**EXERCISE:** Write out every line of the material below, unchanged, from the line containing "lat-label: 50S (774, 317, 794, 328)" down to the line containing "lat-label: 35S (774, 98, 794, 109)", both of those lines included.

[Annotated region listings]
+++

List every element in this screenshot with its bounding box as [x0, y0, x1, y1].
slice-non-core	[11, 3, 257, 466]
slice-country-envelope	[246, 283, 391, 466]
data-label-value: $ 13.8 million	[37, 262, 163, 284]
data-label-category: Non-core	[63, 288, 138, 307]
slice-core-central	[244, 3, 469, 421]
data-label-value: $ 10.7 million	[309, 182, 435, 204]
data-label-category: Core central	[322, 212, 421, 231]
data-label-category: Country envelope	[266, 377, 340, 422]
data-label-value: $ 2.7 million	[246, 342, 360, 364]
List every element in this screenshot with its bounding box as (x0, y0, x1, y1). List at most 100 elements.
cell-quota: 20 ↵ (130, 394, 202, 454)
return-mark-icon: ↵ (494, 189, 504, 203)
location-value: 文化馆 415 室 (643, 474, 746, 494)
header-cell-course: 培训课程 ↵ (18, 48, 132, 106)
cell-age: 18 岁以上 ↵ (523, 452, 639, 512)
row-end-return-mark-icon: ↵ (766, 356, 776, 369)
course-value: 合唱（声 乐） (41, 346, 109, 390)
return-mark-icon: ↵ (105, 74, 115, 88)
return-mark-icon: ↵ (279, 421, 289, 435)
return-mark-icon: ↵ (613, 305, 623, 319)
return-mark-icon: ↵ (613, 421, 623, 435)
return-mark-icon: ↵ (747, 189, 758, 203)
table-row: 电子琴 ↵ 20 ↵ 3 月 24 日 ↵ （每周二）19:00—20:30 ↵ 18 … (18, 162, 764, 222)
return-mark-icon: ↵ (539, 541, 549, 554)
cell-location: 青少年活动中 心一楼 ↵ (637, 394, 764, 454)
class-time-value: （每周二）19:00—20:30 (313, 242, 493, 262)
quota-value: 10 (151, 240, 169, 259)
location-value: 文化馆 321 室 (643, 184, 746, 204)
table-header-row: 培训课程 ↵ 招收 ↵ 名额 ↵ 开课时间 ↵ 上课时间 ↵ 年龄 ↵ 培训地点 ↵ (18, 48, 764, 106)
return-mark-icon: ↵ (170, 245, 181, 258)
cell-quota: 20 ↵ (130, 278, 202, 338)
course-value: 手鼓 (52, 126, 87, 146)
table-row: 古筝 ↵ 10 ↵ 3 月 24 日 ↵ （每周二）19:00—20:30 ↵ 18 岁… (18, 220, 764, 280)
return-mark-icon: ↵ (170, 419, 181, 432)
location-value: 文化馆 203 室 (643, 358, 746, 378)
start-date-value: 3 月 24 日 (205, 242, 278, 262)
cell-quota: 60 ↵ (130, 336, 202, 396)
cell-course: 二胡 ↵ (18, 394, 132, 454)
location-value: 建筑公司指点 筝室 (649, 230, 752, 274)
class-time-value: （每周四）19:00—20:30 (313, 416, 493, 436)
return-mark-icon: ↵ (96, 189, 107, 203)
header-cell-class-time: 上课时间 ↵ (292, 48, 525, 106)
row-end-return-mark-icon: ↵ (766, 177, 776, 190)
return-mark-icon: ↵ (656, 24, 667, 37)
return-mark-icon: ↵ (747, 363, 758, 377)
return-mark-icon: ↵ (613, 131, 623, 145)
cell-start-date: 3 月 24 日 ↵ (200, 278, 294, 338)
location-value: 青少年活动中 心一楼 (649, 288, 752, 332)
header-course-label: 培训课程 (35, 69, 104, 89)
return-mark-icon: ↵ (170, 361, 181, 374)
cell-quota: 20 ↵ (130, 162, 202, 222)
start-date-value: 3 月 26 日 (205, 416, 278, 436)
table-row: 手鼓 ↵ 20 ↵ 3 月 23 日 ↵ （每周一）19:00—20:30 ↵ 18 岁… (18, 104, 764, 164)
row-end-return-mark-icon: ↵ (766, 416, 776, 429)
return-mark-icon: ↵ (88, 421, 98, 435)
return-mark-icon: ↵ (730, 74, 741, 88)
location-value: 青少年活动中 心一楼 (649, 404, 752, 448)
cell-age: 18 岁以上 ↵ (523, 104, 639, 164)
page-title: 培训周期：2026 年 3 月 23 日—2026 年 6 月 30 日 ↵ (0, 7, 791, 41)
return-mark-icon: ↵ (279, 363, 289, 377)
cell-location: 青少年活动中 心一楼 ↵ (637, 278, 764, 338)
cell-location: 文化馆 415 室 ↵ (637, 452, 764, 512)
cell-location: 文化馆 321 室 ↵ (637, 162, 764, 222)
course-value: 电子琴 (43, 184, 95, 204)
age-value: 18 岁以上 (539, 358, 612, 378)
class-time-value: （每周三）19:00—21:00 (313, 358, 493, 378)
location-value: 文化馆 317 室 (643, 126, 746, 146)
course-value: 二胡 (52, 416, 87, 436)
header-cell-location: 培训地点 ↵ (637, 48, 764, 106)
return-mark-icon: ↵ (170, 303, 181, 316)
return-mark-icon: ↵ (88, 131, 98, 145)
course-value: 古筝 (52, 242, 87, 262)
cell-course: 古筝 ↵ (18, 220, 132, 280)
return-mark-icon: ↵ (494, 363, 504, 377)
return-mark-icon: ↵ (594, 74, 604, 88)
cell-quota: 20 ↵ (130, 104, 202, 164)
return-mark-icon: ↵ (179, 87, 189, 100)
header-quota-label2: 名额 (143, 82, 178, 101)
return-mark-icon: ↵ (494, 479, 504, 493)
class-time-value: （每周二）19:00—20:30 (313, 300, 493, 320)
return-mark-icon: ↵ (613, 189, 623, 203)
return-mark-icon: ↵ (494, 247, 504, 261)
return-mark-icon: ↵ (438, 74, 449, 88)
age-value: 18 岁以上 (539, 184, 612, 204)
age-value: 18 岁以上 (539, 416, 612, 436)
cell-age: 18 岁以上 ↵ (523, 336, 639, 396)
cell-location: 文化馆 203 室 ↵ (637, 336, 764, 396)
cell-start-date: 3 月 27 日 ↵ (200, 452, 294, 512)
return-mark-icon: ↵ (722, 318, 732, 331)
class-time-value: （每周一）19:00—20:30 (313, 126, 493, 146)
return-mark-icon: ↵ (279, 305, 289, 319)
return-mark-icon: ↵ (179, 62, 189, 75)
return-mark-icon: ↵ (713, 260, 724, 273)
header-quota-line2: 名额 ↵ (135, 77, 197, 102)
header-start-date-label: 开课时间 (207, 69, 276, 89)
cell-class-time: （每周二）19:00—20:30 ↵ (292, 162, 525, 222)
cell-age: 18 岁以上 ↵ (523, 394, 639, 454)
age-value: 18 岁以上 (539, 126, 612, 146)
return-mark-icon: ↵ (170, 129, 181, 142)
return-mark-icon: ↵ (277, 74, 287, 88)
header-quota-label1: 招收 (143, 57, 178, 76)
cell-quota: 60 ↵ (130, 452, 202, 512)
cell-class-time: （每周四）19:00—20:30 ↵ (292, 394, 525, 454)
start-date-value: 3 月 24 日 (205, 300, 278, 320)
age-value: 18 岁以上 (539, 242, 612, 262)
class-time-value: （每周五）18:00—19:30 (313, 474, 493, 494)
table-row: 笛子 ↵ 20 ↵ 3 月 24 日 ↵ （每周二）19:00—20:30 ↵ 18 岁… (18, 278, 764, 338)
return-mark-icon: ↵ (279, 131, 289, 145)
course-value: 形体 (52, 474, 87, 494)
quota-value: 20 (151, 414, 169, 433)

+++

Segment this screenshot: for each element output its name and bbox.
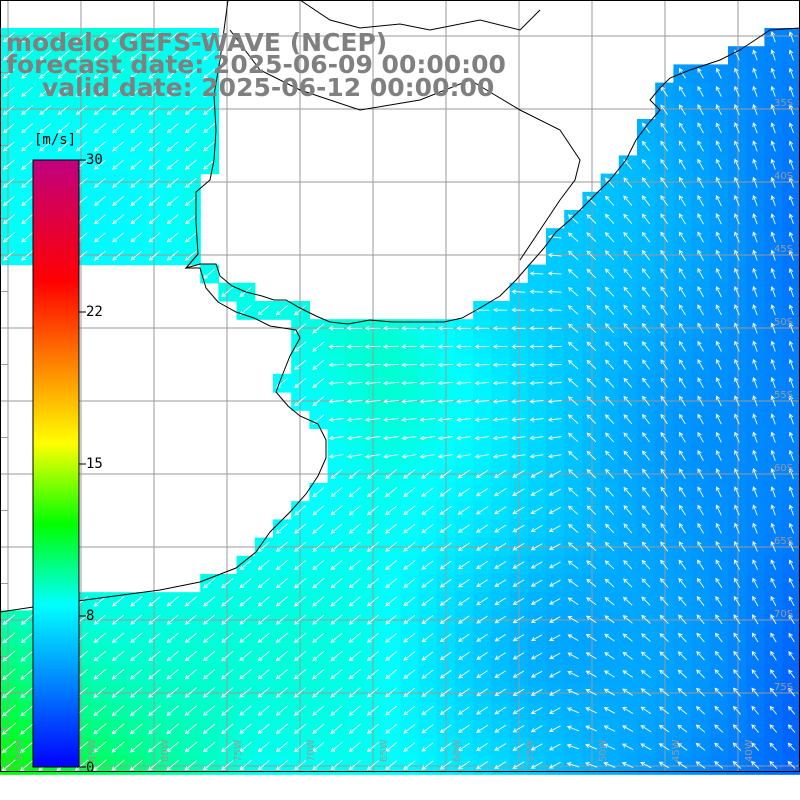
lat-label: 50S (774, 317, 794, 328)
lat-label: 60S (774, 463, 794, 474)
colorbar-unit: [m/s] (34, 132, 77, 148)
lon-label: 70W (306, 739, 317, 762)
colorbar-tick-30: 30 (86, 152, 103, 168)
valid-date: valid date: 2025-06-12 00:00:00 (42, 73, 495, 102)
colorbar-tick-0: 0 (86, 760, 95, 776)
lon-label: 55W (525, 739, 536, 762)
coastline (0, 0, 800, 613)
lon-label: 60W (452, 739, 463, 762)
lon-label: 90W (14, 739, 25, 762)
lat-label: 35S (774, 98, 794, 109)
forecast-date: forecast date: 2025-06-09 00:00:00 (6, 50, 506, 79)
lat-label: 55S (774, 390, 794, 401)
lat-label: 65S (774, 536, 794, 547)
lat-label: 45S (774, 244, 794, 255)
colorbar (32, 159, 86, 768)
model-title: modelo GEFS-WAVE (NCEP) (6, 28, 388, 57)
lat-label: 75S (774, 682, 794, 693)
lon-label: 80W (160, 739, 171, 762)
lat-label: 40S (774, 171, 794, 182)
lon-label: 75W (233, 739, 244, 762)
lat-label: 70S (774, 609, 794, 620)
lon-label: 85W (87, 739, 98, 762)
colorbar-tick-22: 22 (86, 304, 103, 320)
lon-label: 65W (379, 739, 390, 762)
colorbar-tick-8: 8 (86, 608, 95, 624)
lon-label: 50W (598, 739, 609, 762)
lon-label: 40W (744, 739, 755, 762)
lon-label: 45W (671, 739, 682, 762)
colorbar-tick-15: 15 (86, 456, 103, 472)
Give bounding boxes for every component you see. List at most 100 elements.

+++

**PROBLEM SOLUTION:**
lat-label: 50S (774, 317, 794, 328)
lat-label: 60S (774, 463, 794, 474)
colorbar-unit: [m/s] (34, 132, 77, 148)
lon-label: 70W (306, 739, 317, 762)
colorbar-tick-30: 30 (86, 152, 103, 168)
valid-date: valid date: 2025-06-12 00:00:00 (42, 73, 495, 102)
colorbar-tick-0: 0 (86, 760, 95, 776)
lon-label: 55W (525, 739, 536, 762)
coastline (0, 0, 800, 613)
lon-label: 60W (452, 739, 463, 762)
lon-label: 90W (14, 739, 25, 762)
lat-label: 35S (774, 98, 794, 109)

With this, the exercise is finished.